**Task prompt:** From the entries below, extract every line that includes the word "JSON".

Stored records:
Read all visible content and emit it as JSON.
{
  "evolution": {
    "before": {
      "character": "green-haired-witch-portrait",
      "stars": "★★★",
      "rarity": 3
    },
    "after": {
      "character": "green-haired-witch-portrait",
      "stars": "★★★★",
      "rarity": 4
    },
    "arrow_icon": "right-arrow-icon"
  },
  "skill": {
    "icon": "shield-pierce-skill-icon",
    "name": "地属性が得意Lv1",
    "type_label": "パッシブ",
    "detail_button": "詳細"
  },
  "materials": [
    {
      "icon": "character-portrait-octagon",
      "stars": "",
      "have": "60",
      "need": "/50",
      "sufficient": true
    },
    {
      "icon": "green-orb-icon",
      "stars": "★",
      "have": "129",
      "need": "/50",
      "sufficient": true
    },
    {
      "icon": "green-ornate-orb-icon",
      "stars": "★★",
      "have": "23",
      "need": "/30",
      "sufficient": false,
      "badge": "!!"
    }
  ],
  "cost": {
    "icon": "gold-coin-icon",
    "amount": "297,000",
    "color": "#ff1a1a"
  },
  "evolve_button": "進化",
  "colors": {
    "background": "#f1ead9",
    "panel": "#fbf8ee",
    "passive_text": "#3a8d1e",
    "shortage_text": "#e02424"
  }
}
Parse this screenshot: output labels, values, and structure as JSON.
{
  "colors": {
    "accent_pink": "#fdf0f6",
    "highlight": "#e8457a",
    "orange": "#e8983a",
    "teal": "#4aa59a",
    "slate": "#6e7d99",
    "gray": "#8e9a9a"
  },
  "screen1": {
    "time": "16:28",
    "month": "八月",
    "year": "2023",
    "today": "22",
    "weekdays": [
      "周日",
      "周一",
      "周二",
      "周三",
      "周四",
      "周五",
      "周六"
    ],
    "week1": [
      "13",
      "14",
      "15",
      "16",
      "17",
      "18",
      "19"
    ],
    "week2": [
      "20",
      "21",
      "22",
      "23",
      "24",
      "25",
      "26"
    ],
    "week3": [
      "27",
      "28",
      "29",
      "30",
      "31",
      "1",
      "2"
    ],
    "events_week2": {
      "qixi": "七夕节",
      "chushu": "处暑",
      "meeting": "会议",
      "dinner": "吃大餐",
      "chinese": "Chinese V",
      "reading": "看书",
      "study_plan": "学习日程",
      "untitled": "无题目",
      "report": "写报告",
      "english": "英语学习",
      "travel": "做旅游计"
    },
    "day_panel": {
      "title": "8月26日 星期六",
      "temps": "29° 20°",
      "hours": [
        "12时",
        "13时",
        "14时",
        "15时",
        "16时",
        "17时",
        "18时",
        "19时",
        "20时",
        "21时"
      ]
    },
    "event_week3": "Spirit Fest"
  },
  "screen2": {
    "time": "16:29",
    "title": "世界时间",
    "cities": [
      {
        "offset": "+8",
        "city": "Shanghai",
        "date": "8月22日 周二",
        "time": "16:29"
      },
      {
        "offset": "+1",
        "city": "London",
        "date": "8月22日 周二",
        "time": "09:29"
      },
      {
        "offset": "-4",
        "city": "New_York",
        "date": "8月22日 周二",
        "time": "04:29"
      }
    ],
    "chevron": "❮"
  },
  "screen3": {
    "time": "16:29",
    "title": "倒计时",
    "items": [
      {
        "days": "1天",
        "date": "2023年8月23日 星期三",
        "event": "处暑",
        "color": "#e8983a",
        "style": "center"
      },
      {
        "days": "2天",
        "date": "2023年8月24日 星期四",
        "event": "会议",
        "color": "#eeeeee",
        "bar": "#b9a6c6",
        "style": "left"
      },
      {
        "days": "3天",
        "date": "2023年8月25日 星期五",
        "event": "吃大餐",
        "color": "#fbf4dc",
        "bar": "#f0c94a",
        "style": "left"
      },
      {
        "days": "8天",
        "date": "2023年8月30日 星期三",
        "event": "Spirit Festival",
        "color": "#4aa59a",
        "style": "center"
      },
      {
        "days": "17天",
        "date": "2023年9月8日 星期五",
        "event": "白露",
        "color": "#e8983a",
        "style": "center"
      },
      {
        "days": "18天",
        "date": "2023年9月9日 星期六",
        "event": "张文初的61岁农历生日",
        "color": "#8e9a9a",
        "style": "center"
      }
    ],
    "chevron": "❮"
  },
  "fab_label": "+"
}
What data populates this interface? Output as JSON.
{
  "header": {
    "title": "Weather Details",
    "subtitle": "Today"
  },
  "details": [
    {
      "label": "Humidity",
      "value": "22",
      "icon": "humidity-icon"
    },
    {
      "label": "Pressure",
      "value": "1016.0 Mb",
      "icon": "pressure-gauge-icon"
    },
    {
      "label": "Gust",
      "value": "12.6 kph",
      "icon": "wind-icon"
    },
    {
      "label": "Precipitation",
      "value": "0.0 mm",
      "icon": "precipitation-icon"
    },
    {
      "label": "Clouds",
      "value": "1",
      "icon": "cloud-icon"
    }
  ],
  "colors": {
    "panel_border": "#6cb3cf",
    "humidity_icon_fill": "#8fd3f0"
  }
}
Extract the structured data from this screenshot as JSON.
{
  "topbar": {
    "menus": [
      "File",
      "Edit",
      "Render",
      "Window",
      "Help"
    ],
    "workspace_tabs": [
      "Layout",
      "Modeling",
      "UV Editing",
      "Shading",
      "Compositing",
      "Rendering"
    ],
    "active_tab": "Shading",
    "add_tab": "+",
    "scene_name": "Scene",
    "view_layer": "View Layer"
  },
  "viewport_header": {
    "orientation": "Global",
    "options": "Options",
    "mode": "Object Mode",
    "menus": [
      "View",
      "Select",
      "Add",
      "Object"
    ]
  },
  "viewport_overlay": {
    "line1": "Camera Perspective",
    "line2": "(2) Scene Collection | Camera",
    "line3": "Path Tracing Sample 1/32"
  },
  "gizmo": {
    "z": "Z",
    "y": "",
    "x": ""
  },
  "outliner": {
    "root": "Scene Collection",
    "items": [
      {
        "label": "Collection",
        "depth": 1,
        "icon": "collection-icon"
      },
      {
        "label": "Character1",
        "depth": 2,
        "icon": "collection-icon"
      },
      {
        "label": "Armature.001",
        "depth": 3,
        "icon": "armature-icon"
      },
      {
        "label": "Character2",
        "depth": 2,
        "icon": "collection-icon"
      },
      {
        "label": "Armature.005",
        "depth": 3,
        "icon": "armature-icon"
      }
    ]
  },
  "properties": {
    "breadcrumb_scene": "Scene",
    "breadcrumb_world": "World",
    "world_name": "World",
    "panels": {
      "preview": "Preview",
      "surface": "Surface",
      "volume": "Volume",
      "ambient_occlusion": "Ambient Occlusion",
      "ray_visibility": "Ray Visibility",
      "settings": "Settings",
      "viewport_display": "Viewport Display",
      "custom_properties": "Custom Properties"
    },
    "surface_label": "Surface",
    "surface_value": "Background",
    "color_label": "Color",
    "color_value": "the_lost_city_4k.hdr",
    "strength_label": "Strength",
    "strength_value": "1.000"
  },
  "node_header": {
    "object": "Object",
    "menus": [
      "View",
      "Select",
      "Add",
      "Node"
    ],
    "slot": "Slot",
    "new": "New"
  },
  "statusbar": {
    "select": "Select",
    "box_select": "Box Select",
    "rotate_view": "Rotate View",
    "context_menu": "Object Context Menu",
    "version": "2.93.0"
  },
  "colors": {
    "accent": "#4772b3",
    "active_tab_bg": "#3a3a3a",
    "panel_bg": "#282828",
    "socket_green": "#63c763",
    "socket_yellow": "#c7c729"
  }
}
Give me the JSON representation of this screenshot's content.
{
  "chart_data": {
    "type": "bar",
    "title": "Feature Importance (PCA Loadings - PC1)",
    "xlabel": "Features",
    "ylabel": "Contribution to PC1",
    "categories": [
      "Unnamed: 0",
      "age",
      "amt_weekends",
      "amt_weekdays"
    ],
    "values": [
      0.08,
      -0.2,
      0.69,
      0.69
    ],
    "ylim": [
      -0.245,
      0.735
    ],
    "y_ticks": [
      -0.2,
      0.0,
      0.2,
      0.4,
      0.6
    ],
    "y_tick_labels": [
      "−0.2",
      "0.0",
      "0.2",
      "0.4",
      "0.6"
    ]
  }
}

**Written answer:**
Read all visible content and emit it as JSON.
Parse this screenshot: output labels, values, and structure as JSON.
What data populates this interface? Output as JSON.
Extract the structured data from this screenshot as JSON.
Give me the JSON representation of this screenshot's content.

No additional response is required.